EXERCISE BRIEF:
From the entries below, tally how many lines contain "Check" and report only that figure.

☆ ☆ ☆ ☆

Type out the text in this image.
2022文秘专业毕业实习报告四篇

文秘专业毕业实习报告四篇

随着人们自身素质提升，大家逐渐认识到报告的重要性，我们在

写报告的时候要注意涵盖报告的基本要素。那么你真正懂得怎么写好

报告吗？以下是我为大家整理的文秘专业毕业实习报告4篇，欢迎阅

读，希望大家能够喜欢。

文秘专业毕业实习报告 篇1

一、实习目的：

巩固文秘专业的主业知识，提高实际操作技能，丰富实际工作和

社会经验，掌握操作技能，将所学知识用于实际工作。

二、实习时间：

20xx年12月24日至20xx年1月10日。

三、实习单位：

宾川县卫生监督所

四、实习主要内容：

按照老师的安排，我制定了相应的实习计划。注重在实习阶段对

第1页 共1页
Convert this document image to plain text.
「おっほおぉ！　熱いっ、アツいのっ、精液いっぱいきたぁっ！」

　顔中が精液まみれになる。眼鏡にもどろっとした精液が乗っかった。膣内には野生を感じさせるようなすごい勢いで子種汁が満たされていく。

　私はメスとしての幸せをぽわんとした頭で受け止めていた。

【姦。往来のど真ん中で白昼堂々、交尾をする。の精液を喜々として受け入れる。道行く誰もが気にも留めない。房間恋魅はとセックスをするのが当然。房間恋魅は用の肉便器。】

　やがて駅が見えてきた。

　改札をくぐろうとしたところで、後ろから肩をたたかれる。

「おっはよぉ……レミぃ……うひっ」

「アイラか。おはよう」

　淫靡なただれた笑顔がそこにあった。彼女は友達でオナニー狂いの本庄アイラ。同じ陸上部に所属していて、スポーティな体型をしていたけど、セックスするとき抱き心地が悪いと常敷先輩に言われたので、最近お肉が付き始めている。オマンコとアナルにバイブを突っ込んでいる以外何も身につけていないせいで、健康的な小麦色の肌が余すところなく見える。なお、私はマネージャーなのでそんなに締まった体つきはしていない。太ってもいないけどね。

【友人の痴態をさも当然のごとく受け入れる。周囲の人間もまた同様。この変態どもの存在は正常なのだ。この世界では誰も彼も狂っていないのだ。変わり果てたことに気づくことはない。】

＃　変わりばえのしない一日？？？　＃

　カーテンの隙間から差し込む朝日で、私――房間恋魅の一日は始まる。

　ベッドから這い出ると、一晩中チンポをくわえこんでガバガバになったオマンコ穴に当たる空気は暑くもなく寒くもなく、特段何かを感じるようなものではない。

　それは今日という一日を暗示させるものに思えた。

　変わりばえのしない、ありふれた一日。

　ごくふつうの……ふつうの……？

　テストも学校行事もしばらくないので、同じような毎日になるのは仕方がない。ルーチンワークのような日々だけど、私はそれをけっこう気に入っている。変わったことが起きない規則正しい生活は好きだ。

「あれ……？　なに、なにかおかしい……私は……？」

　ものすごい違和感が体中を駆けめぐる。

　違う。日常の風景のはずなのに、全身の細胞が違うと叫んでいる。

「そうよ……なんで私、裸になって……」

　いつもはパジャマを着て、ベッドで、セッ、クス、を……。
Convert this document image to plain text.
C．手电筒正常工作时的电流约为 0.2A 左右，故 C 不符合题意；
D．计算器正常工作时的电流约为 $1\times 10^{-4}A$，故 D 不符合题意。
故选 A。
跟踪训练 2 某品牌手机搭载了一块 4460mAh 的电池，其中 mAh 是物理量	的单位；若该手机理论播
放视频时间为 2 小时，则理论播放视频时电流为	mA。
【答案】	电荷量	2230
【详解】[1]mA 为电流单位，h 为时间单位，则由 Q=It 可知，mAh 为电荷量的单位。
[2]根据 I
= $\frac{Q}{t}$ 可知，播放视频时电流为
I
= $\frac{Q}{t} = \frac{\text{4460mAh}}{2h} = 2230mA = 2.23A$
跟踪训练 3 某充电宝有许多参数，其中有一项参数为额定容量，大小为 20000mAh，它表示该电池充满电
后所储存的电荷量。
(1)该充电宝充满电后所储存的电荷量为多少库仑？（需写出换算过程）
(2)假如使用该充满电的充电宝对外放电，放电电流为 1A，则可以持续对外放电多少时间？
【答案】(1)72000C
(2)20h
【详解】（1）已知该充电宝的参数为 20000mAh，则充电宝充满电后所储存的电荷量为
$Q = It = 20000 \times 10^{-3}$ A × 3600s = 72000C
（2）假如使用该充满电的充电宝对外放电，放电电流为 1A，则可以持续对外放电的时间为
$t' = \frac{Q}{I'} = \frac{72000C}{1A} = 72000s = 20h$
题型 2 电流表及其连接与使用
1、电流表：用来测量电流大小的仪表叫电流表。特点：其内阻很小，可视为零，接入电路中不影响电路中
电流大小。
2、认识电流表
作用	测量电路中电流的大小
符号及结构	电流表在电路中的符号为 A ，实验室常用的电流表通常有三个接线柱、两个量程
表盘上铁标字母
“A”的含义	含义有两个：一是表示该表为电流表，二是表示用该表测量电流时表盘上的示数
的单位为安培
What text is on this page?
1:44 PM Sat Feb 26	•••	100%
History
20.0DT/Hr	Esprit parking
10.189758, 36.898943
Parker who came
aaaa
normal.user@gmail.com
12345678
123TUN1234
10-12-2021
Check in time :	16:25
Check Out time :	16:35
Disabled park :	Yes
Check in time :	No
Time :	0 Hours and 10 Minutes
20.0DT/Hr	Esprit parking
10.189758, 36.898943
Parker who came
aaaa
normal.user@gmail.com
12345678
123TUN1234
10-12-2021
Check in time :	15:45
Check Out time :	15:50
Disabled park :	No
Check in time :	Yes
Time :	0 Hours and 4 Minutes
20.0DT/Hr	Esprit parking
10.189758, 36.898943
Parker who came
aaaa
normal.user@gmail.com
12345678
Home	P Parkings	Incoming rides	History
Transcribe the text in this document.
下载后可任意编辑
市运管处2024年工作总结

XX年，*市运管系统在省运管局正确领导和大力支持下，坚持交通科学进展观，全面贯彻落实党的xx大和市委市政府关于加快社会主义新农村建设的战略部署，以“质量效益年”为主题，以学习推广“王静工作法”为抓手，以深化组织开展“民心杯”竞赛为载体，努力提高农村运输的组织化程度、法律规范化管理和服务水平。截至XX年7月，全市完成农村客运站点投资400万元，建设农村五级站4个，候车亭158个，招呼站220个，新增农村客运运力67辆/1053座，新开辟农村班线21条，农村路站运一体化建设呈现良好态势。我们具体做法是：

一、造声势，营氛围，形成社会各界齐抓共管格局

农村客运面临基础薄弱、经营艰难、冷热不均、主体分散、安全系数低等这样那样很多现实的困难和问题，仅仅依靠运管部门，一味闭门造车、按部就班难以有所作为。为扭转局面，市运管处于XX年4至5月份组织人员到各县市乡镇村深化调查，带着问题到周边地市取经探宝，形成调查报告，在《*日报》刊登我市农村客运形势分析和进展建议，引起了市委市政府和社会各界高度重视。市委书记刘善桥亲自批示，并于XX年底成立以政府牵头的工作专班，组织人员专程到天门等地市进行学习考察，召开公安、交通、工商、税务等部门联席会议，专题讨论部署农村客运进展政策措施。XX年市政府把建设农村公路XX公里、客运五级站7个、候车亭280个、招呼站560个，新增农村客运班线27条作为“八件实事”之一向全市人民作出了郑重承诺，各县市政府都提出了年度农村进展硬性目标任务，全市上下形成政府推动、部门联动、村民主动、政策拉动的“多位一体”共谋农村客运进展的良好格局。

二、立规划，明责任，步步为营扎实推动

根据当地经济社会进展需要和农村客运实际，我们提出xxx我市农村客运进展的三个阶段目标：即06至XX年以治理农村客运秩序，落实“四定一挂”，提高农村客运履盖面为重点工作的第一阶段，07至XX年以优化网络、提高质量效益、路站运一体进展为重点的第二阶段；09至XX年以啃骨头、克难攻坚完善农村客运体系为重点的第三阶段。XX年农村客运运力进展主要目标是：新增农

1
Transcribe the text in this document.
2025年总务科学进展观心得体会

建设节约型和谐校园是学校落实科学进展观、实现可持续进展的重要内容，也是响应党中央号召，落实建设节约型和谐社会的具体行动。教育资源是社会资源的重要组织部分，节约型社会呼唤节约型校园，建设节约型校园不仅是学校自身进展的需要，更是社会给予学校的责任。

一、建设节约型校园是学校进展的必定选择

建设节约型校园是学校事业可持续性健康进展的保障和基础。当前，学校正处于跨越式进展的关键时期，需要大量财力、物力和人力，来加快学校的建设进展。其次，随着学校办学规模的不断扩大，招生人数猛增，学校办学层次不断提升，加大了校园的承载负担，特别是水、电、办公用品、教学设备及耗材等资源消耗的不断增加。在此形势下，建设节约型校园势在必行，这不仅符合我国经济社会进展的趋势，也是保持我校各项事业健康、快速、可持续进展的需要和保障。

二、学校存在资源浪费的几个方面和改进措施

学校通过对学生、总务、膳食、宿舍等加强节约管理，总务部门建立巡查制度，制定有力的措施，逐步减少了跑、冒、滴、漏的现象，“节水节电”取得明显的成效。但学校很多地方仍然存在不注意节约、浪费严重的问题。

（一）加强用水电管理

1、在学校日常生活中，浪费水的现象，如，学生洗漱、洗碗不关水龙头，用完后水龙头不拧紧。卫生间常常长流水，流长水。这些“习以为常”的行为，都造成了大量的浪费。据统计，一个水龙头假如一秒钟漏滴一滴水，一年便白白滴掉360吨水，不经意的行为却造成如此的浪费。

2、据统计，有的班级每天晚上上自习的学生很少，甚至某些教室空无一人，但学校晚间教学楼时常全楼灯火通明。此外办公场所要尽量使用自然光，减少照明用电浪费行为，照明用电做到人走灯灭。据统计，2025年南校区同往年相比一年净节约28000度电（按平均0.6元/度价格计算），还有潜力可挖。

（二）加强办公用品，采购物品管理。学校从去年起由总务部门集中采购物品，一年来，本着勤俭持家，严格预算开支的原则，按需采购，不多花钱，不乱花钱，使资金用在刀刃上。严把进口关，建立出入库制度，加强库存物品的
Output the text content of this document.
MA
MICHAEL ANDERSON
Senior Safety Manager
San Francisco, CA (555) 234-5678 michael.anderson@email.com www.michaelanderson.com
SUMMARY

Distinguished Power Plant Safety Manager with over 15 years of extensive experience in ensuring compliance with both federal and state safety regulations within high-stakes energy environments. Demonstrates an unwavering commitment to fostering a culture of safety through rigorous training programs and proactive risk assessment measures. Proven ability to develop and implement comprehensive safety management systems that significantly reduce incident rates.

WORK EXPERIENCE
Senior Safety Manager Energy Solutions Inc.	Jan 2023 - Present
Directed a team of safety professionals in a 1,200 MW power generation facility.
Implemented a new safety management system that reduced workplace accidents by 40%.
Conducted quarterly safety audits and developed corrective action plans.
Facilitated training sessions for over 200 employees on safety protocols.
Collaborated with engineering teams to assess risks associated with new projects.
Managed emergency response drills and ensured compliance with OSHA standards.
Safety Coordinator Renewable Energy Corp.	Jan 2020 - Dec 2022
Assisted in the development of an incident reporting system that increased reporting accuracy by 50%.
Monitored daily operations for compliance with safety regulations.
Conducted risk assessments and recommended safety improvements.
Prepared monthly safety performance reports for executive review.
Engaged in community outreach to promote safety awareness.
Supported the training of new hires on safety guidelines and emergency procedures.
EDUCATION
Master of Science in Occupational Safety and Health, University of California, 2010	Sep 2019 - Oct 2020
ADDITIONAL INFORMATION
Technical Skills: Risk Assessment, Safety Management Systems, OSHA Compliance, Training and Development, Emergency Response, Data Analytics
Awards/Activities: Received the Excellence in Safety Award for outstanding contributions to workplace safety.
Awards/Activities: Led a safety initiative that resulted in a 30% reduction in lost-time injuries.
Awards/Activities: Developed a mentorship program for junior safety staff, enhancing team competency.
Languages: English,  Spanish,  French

☆ ☆ ☆ ☆

FULL SOLUTION:
6